**Your task**
Repeat all the material exactly; pictures stay out of your copy.

Entries from a visual dataset
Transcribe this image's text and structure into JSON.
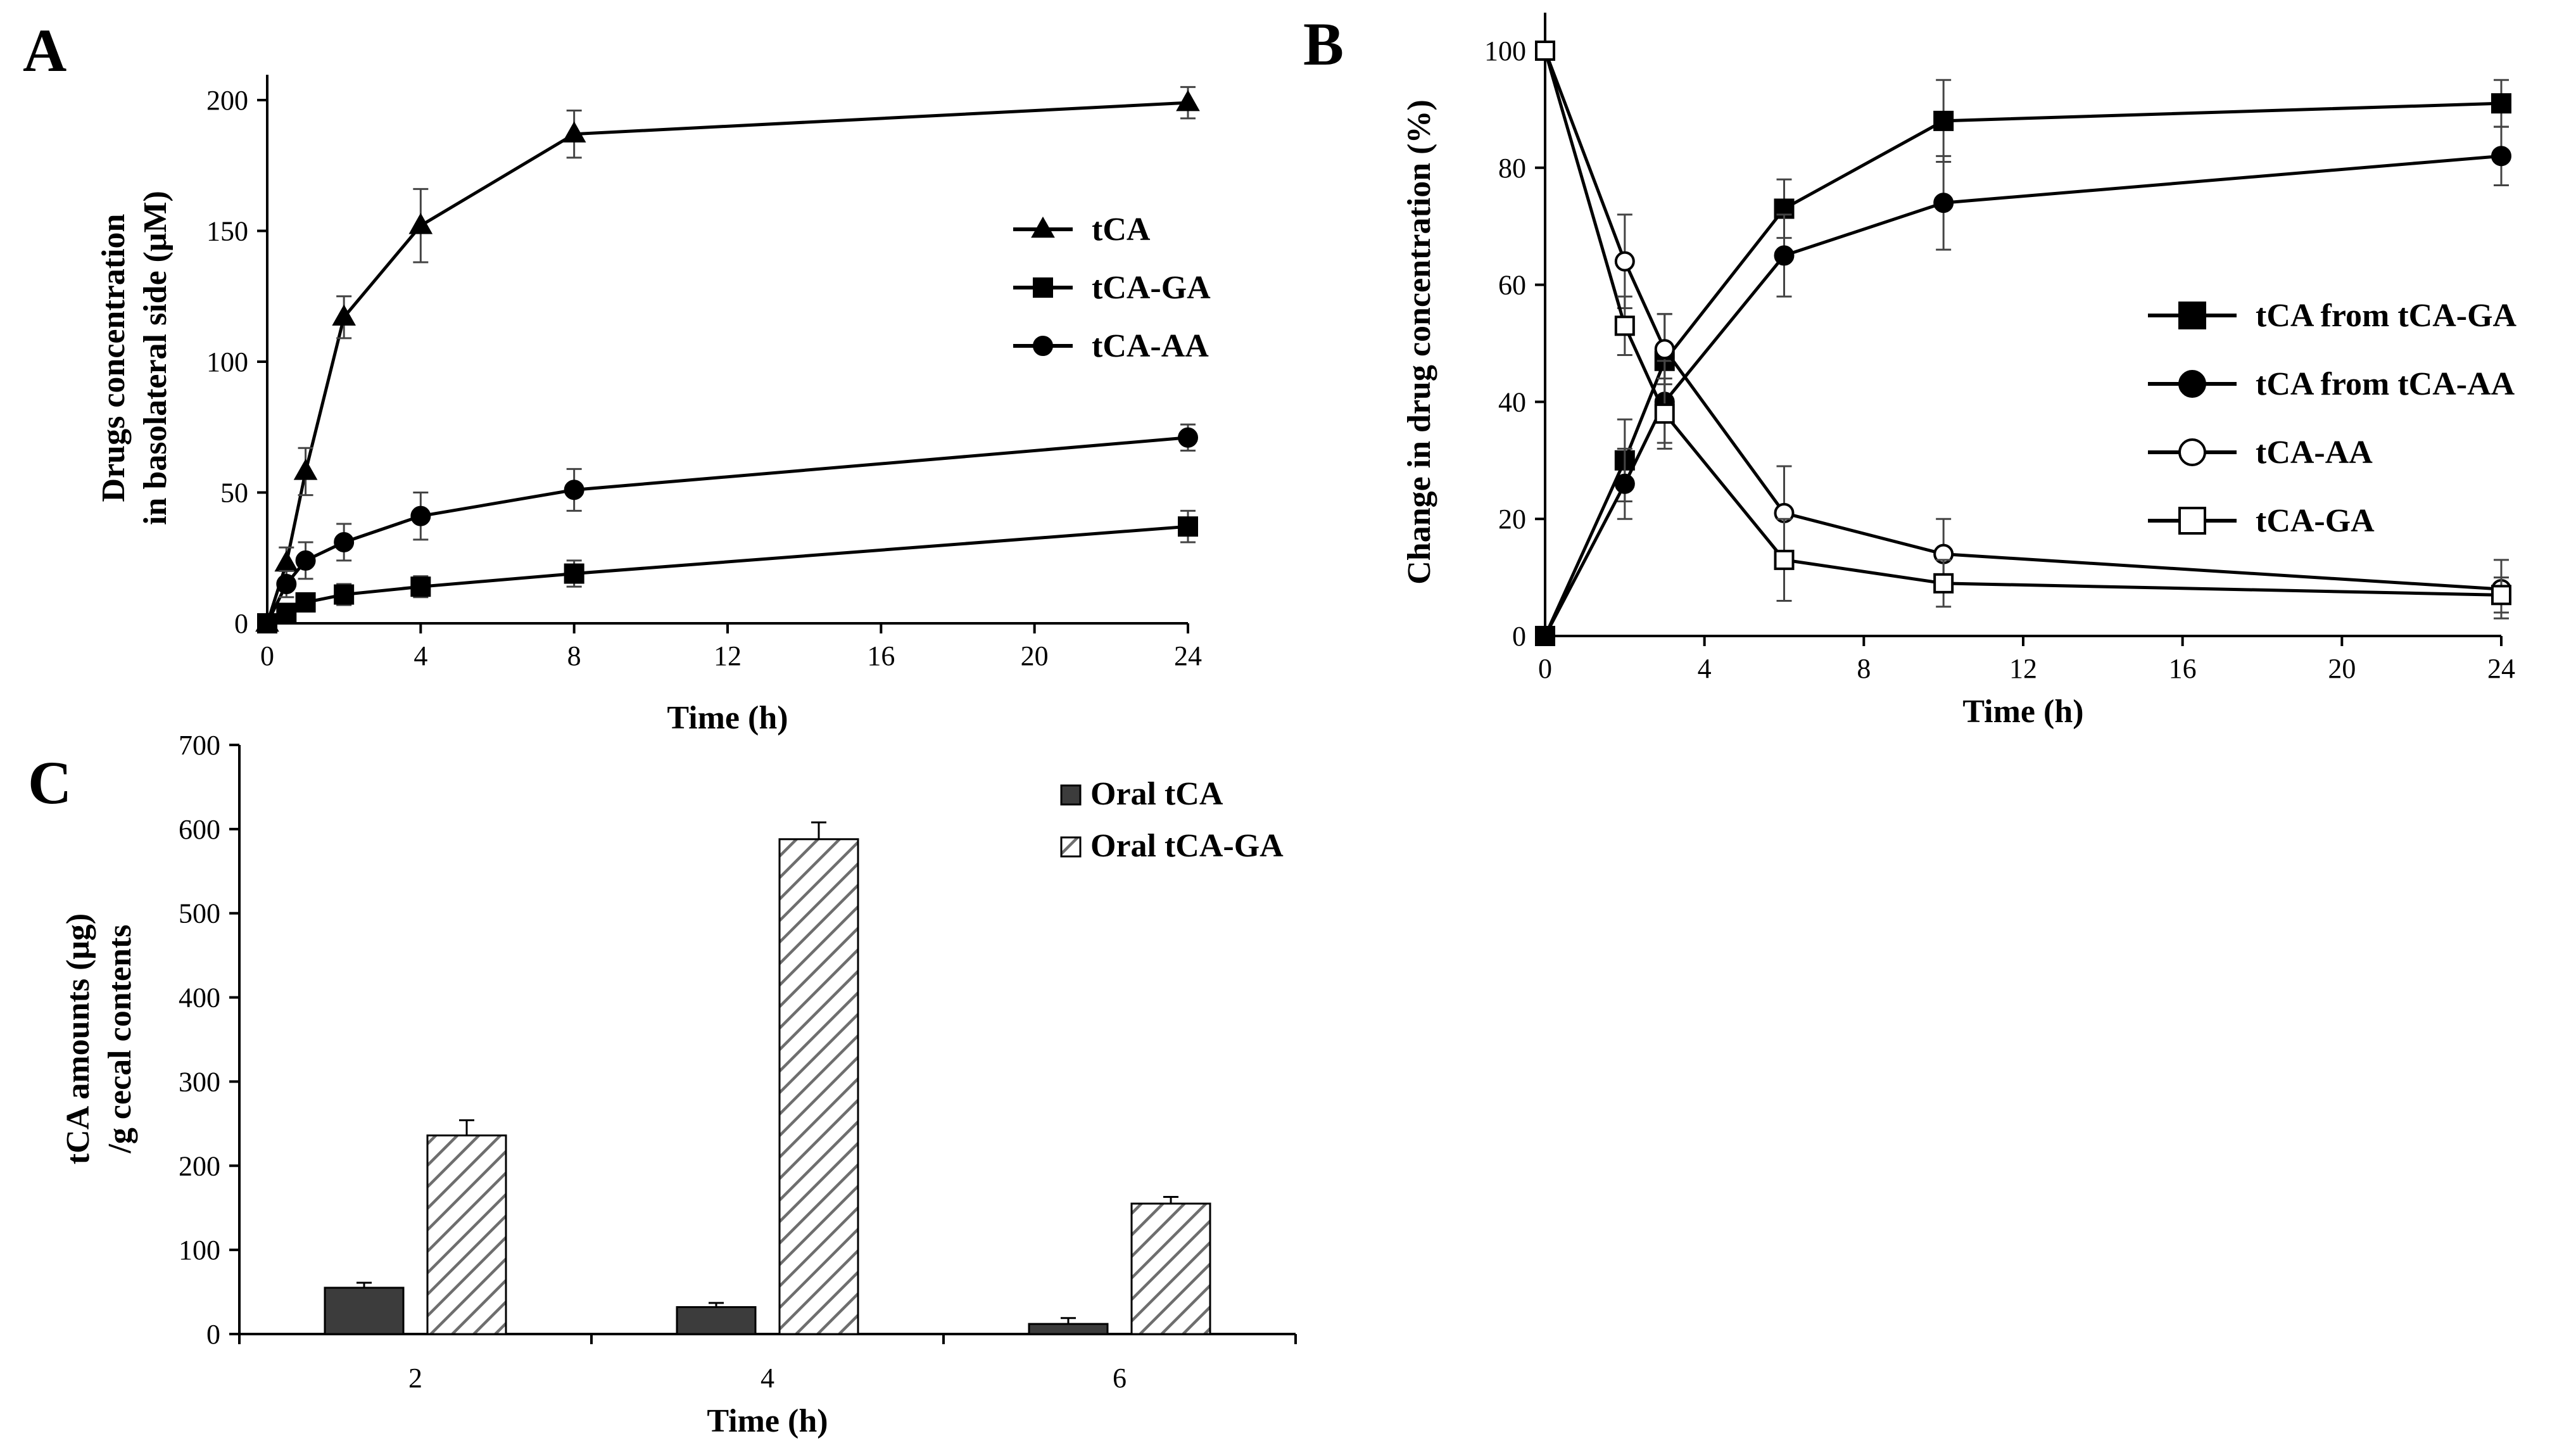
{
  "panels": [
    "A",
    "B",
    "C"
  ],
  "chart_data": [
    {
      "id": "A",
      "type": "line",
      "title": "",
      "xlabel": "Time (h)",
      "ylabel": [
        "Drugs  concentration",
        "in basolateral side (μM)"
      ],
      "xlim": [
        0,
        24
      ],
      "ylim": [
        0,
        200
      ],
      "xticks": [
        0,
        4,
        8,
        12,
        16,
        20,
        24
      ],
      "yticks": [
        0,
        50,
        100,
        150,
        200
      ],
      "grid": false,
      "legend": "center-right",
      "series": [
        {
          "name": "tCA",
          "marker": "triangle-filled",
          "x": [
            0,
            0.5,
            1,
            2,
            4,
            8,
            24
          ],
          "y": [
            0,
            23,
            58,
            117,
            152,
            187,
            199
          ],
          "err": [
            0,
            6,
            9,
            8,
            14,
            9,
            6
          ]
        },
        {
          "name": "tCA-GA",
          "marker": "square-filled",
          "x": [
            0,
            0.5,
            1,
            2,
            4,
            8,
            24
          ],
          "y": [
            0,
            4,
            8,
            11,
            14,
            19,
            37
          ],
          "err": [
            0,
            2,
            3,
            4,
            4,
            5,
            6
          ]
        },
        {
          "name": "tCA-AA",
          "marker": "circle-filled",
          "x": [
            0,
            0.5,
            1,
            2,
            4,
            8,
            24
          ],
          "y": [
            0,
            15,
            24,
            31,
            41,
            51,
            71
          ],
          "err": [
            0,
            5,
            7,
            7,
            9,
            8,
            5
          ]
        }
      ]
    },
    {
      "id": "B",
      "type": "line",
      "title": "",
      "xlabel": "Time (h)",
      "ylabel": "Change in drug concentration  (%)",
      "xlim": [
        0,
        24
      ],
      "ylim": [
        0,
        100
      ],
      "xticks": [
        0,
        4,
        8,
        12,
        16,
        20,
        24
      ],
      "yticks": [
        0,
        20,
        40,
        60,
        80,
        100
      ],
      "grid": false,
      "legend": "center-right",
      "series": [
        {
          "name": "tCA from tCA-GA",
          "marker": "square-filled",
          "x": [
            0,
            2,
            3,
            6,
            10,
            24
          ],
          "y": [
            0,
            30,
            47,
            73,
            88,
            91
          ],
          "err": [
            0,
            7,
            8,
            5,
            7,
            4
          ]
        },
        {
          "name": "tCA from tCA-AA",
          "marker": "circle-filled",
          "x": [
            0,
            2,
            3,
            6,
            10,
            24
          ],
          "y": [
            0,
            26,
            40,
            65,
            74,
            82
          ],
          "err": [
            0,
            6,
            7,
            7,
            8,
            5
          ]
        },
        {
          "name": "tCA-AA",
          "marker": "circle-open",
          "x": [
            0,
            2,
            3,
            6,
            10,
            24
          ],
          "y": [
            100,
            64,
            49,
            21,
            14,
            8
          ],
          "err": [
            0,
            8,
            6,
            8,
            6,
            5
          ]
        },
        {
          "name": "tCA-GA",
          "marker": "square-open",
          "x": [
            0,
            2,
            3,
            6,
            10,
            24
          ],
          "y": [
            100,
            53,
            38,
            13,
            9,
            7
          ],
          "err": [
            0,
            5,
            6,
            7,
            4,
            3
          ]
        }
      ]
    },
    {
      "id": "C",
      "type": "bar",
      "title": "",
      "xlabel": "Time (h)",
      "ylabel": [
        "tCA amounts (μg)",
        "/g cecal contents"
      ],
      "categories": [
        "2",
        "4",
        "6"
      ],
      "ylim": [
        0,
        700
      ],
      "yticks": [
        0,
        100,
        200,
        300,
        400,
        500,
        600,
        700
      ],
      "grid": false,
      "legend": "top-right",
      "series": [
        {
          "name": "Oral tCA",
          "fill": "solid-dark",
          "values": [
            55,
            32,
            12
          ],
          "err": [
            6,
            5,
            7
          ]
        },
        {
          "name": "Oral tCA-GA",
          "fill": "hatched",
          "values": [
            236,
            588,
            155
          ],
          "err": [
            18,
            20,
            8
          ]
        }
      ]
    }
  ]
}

**The result**
Transcribe this image's text and structure into JSON.
{
  "panels": [
    "A",
    "B",
    "C"
  ],
  "chart_data": [
    {
      "id": "A",
      "type": "line",
      "title": "",
      "xlabel": "Time (h)",
      "ylabel": [
        "Drugs  concentration",
        "in basolateral side (μM)"
      ],
      "xlim": [
        0,
        24
      ],
      "ylim": [
        0,
        200
      ],
      "xticks": [
        0,
        4,
        8,
        12,
        16,
        20,
        24
      ],
      "yticks": [
        0,
        50,
        100,
        150,
        200
      ],
      "grid": false,
      "legend": "center-right",
      "series": [
        {
          "name": "tCA",
          "marker": "triangle-filled",
          "x": [
            0,
            0.5,
            1,
            2,
            4,
            8,
            24
          ],
          "y": [
            0,
            23,
            58,
            117,
            152,
            187,
            199
          ],
          "err": [
            0,
            6,
            9,
            8,
            14,
            9,
            6
          ]
        },
        {
          "name": "tCA-GA",
          "marker": "square-filled",
          "x": [
            0,
            0.5,
            1,
            2,
            4,
            8,
            24
          ],
          "y": [
            0,
            4,
            8,
            11,
            14,
            19,
            37
          ],
          "err": [
            0,
            2,
            3,
            4,
            4,
            5,
            6
          ]
        },
        {
          "name": "tCA-AA",
          "marker": "circle-filled",
          "x": [
            0,
            0.5,
            1,
            2,
            4,
            8,
            24
          ],
          "y": [
            0,
            15,
            24,
            31,
            41,
            51,
            71
          ],
          "err": [
            0,
            5,
            7,
            7,
            9,
            8,
            5
          ]
        }
      ]
    },
    {
      "id": "B",
      "type": "line",
      "title": "",
      "xlabel": "Time (h)",
      "ylabel": "Change in drug concentration  (%)",
      "xlim": [
        0,
        24
      ],
      "ylim": [
        0,
        100
      ],
      "xticks": [
        0,
        4,
        8,
        12,
        16,
        20,
        24
      ],
      "yticks": [
        0,
        20,
        40,
        60,
        80,
        100
      ],
      "grid": false,
      "legend": "center-right",
      "series": [
        {
          "name": "tCA from tCA-GA",
          "marker": "square-filled",
          "x": [
            0,
            2,
            3,
            6,
            10,
            24
          ],
          "y": [
            0,
            30,
            47,
            73,
            88,
            91
          ],
          "err": [
            0,
            7,
            8,
            5,
            7,
            4
          ]
        },
        {
          "name": "tCA from tCA-AA",
          "marker": "circle-filled",
          "x": [
            0,
            2,
            3,
            6,
            10,
            24
          ],
          "y": [
            0,
            26,
            40,
            65,
            74,
            82
          ],
          "err": [
            0,
            6,
            7,
            7,
            8,
            5
          ]
        },
        {
          "name": "tCA-AA",
          "marker": "circle-open",
          "x": [
            0,
            2,
            3,
            6,
            10,
            24
          ],
          "y": [
            100,
            64,
            49,
            21,
            14,
            8
          ],
          "err": [
            0,
            8,
            6,
            8,
            6,
            5
          ]
        },
        {
          "name": "tCA-GA",
          "marker": "square-open",
          "x": [
            0,
            2,
            3,
            6,
            10,
            24
          ],
          "y": [
            100,
            53,
            38,
            13,
            9,
            7
          ],
          "err": [
            0,
            5,
            6,
            7,
            4,
            3
          ]
        }
      ]
    },
    {
      "id": "C",
      "type": "bar",
      "title": "",
      "xlabel": "Time (h)",
      "ylabel": [
        "tCA amounts (μg)",
        "/g cecal contents"
      ],
      "categories": [
        "2",
        "4",
        "6"
      ],
      "ylim": [
        0,
        700
      ],
      "yticks": [
        0,
        100,
        200,
        300,
        400,
        500,
        600,
        700
      ],
      "grid": false,
      "legend": "top-right",
      "series": [
        {
          "name": "Oral tCA",
          "fill": "solid-dark",
          "values": [
            55,
            32,
            12
          ],
          "err": [
            6,
            5,
            7
          ]
        },
        {
          "name": "Oral tCA-GA",
          "fill": "hatched",
          "values": [
            236,
            588,
            155
          ],
          "err": [
            18,
            20,
            8
          ]
        }
      ]
    }
  ]
}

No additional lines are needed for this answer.